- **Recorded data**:
'''

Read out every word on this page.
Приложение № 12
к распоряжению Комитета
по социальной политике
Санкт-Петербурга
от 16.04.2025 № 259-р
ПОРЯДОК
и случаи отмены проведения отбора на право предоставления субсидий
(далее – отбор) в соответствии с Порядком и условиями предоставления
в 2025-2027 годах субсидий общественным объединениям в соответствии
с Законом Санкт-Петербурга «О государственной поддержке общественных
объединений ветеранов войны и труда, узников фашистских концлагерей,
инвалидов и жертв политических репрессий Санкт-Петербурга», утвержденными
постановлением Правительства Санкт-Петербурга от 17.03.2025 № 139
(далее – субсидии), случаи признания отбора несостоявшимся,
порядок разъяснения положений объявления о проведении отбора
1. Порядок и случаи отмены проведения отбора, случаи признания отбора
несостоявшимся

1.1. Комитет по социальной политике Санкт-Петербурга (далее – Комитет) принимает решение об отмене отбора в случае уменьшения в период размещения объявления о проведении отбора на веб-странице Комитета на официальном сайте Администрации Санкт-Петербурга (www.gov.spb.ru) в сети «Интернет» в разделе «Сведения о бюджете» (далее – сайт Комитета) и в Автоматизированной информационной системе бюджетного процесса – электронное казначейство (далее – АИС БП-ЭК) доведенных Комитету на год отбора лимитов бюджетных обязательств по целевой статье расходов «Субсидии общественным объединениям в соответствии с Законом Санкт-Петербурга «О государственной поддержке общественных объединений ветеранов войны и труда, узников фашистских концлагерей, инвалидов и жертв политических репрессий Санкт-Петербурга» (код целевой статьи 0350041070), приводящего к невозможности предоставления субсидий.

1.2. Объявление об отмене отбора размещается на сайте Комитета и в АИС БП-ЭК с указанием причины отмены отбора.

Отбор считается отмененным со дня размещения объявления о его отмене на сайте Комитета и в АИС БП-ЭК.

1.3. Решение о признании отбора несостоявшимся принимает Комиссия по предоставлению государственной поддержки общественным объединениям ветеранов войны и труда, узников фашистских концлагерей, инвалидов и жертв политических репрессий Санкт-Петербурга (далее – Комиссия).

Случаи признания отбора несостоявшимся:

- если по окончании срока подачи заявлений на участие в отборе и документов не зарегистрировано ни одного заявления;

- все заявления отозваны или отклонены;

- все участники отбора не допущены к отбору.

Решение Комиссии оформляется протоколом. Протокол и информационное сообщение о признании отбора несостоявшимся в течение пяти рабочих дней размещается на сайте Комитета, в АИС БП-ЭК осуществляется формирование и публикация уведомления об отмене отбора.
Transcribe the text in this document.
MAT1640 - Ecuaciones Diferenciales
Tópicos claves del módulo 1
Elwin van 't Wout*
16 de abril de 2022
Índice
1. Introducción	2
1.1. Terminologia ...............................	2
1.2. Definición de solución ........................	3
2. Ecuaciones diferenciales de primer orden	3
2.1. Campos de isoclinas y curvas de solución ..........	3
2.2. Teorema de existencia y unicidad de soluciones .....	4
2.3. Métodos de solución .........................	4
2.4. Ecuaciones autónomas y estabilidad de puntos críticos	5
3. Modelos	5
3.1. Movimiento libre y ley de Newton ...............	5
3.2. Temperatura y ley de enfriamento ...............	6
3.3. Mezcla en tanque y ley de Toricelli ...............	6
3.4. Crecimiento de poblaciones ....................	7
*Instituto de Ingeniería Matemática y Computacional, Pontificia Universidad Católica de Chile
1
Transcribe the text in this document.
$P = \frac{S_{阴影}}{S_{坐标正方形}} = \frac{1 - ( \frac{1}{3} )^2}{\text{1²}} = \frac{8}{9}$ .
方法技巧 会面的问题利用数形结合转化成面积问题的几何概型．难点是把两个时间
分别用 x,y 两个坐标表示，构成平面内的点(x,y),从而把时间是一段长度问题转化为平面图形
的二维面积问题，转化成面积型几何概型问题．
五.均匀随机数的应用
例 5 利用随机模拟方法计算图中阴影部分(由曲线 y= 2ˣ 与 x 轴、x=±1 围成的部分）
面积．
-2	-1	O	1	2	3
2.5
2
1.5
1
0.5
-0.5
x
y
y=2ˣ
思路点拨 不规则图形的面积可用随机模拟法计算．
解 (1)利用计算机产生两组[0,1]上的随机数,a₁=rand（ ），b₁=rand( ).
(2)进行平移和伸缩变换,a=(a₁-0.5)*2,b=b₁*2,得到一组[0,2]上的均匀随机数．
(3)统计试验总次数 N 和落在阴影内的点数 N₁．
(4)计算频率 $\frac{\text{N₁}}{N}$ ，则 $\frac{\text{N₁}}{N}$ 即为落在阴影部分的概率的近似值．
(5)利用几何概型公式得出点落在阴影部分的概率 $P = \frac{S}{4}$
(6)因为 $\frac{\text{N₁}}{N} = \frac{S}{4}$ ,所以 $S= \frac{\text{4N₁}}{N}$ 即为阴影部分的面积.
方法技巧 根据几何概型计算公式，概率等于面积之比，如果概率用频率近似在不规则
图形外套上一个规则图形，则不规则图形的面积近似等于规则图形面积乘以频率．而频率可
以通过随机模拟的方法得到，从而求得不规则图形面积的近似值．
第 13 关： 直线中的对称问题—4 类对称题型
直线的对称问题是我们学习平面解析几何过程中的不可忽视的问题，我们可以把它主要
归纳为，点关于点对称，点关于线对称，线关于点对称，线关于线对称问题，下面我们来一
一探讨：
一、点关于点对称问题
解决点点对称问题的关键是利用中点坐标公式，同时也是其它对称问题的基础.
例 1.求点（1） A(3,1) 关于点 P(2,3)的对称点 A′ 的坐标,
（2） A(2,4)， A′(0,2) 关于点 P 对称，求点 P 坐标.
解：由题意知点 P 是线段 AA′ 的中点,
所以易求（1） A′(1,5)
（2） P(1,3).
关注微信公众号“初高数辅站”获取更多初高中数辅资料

'''

- **Goal of the exercise**: Make an exact copy of every line in the data.

- **Output below**:
Read out every word on this page.
Приложение № 12
к распоряжению Комитета
по социальной политике
Санкт-Петербурга
от 16.04.2025 № 259-р
ПОРЯДОК
и случаи отмены проведения отбора на право предоставления субсидий
(далее – отбор) в соответствии с Порядком и условиями предоставления
в 2025-2027 годах субсидий общественным объединениям в соответствии
с Законом Санкт-Петербурга «О государственной поддержке общественных
объединений ветеранов войны и труда, узников фашистских концлагерей,
инвалидов и жертв политических репрессий Санкт-Петербурга», утвержденными
постановлением Правительства Санкт-Петербурга от 17.03.2025 № 139
(далее – субсидии), случаи признания отбора несостоявшимся,
порядок разъяснения положений объявления о проведении отбора
1. Порядок и случаи отмены проведения отбора, случаи признания отбора
несостоявшимся

1.1. Комитет по социальной политике Санкт-Петербурга (далее – Комитет) принимает решение об отмене отбора в случае уменьшения в период размещения объявления о проведении отбора на веб-странице Комитета на официальном сайте Администрации Санкт-Петербурга (www.gov.spb.ru) в сети «Интернет» в разделе «Сведения о бюджете» (далее – сайт Комитета) и в Автоматизированной информационной системе бюджетного процесса – электронное казначейство (далее – АИС БП-ЭК) доведенных Комитету на год отбора лимитов бюджетных обязательств по целевой статье расходов «Субсидии общественным объединениям в соответствии с Законом Санкт-Петербурга «О государственной поддержке общественных объединений ветеранов войны и труда, узников фашистских концлагерей, инвалидов и жертв политических репрессий Санкт-Петербурга» (код целевой статьи 0350041070), приводящего к невозможности предоставления субсидий.

1.2. Объявление об отмене отбора размещается на сайте Комитета и в АИС БП-ЭК с указанием причины отмены отбора.

Отбор считается отмененным со дня размещения объявления о его отмене на сайте Комитета и в АИС БП-ЭК.

1.3. Решение о признании отбора несостоявшимся принимает Комиссия по предоставлению государственной поддержки общественным объединениям ветеранов войны и труда, узников фашистских концлагерей, инвалидов и жертв политических репрессий Санкт-Петербурга (далее – Комиссия).

Случаи признания отбора несостоявшимся:

- если по окончании срока подачи заявлений на участие в отборе и документов не зарегистрировано ни одного заявления;

- все заявления отозваны или отклонены;

- все участники отбора не допущены к отбору.

Решение Комиссии оформляется протоколом. Протокол и информационное сообщение о признании отбора несостоявшимся в течение пяти рабочих дней размещается на сайте Комитета, в АИС БП-ЭК осуществляется формирование и публикация уведомления об отмене отбора.
Transcribe the text in this document.
MAT1640 - Ecuaciones Diferenciales
Tópicos claves del módulo 1
Elwin van 't Wout*
16 de abril de 2022
Índice
1. Introducción	2
1.1. Terminologia ...............................	2
1.2. Definición de solución ........................	3
2. Ecuaciones diferenciales de primer orden	3
2.1. Campos de isoclinas y curvas de solución ..........	3
2.2. Teorema de existencia y unicidad de soluciones .....	4
2.3. Métodos de solución .........................	4
2.4. Ecuaciones autónomas y estabilidad de puntos críticos	5
3. Modelos	5
3.1. Movimiento libre y ley de Newton ...............	5
3.2. Temperatura y ley de enfriamento ...............	6
3.3. Mezcla en tanque y ley de Toricelli ...............	6
3.4. Crecimiento de poblaciones ....................	7
*Instituto de Ingeniería Matemática y Computacional, Pontificia Universidad Católica de Chile
1
Transcribe the text in this document.
$P = \frac{S_{阴影}}{S_{坐标正方形}} = \frac{1 - ( \frac{1}{3} )^2}{\text{1²}} = \frac{8}{9}$ .
方法技巧 会面的问题利用数形结合转化成面积问题的几何概型．难点是把两个时间
分别用 x,y 两个坐标表示，构成平面内的点(x,y),从而把时间是一段长度问题转化为平面图形
的二维面积问题，转化成面积型几何概型问题．
五.均匀随机数的应用
例 5 利用随机模拟方法计算图中阴影部分(由曲线 y= 2ˣ 与 x 轴、x=±1 围成的部分）
面积．
-2	-1	O	1	2	3
2.5
2
1.5
1
0.5
-0.5
x
y
y=2ˣ
思路点拨 不规则图形的面积可用随机模拟法计算．
解 (1)利用计算机产生两组[0,1]上的随机数,a₁=rand（ ），b₁=rand( ).
(2)进行平移和伸缩变换,a=(a₁-0.5)*2,b=b₁*2,得到一组[0,2]上的均匀随机数．
(3)统计试验总次数 N 和落在阴影内的点数 N₁．
(4)计算频率 $\frac{\text{N₁}}{N}$ ，则 $\frac{\text{N₁}}{N}$ 即为落在阴影部分的概率的近似值．
(5)利用几何概型公式得出点落在阴影部分的概率 $P = \frac{S}{4}$
(6)因为 $\frac{\text{N₁}}{N} = \frac{S}{4}$ ,所以 $S= \frac{\text{4N₁}}{N}$ 即为阴影部分的面积.
方法技巧 根据几何概型计算公式，概率等于面积之比，如果概率用频率近似在不规则
图形外套上一个规则图形，则不规则图形的面积近似等于规则图形面积乘以频率．而频率可
以通过随机模拟的方法得到，从而求得不规则图形面积的近似值．
第 13 关： 直线中的对称问题—4 类对称题型
直线的对称问题是我们学习平面解析几何过程中的不可忽视的问题，我们可以把它主要
归纳为，点关于点对称，点关于线对称，线关于点对称，线关于线对称问题，下面我们来一
一探讨：
一、点关于点对称问题
解决点点对称问题的关键是利用中点坐标公式，同时也是其它对称问题的基础.
例 1.求点（1） A(3,1) 关于点 P(2,3)的对称点 A′ 的坐标,
（2） A(2,4)， A′(0,2) 关于点 P 对称，求点 P 坐标.
解：由题意知点 P 是线段 AA′ 的中点,
所以易求（1） A′(1,5)
（2） P(1,3).
关注微信公众号“初高数辅站”获取更多初高中数辅资料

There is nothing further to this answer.